» Set problem
Your task is to locate every line holding the string "Företagets" and to copy each of them.

» Entries supplied
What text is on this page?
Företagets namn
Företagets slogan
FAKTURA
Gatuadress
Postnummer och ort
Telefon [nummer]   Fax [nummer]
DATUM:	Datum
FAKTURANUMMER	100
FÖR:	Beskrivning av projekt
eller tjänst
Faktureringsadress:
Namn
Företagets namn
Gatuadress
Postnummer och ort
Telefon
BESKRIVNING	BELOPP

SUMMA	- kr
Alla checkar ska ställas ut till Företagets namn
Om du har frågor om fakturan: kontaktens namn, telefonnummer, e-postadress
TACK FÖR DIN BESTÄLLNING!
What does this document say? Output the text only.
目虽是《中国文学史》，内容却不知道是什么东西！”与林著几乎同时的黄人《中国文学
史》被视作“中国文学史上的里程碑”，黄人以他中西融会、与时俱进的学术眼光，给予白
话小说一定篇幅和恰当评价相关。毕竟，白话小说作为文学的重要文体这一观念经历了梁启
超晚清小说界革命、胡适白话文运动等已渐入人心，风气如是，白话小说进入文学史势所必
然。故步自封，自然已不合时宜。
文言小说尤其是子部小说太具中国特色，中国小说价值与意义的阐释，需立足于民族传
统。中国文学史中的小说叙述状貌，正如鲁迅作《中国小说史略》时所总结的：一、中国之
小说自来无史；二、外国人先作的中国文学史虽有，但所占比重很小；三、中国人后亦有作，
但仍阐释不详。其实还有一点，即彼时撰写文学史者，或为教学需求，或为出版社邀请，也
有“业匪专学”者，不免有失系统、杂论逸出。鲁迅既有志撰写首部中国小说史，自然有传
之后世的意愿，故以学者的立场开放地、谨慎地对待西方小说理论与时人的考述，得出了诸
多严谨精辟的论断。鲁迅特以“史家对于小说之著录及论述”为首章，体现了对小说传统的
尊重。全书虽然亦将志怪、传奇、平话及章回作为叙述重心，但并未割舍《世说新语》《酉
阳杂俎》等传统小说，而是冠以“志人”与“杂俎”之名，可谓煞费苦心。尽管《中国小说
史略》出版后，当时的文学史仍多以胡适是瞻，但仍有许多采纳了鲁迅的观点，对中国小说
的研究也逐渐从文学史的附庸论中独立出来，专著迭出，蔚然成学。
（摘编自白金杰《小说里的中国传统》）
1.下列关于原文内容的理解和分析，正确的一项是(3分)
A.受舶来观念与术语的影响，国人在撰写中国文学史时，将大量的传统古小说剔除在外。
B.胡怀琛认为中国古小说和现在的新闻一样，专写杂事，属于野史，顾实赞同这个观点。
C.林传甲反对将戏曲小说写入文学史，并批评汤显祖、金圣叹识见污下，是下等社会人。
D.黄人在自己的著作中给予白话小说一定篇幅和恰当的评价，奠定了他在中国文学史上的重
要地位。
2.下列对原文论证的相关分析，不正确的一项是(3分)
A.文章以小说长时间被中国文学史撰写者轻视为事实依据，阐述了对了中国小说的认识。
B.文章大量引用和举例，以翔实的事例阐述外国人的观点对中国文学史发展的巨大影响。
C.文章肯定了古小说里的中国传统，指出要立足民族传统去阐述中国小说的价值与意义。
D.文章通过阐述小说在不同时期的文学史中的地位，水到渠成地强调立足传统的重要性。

---

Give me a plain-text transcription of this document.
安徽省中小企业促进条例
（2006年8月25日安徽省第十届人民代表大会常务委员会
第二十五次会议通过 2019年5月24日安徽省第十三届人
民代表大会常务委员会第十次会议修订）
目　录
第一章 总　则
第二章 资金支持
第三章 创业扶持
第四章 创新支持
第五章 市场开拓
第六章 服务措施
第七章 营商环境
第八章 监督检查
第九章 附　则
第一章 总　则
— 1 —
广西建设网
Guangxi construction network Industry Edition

» Finished answer
Företagets namn
Företagets slogan
Företagets namn
Alla checkar ska ställas ut till Företagets namn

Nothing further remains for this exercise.